Required task: Please state how many lines in the records contain the string "header", with no words besides the number.

* start Data supplied *

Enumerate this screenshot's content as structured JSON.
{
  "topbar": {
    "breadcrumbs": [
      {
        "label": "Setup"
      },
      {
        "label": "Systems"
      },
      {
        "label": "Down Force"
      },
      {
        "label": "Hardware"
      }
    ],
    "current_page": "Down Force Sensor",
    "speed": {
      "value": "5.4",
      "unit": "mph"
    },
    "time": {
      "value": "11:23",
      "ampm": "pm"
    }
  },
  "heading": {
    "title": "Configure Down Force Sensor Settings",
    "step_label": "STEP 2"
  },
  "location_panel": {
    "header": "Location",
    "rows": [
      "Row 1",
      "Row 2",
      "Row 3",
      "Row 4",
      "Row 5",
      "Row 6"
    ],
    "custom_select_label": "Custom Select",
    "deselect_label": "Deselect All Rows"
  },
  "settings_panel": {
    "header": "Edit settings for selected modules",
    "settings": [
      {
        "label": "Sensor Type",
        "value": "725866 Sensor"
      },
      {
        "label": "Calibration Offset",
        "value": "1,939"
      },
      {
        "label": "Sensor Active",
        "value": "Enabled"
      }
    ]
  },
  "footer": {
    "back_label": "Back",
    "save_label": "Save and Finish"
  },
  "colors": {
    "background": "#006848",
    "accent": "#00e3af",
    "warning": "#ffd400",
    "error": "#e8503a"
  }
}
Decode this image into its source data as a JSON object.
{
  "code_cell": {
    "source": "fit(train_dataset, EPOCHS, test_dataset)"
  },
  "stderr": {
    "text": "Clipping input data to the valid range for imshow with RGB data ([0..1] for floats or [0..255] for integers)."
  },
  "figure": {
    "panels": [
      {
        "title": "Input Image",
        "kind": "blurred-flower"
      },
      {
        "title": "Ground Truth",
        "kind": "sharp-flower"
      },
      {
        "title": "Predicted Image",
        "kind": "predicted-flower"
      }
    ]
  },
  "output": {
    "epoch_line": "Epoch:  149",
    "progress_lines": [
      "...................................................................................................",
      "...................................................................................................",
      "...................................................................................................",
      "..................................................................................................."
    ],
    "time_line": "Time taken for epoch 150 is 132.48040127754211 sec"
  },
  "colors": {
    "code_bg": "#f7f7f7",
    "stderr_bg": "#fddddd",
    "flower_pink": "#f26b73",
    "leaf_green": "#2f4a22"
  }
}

* end Data supplied *

Solution to this exercise: 2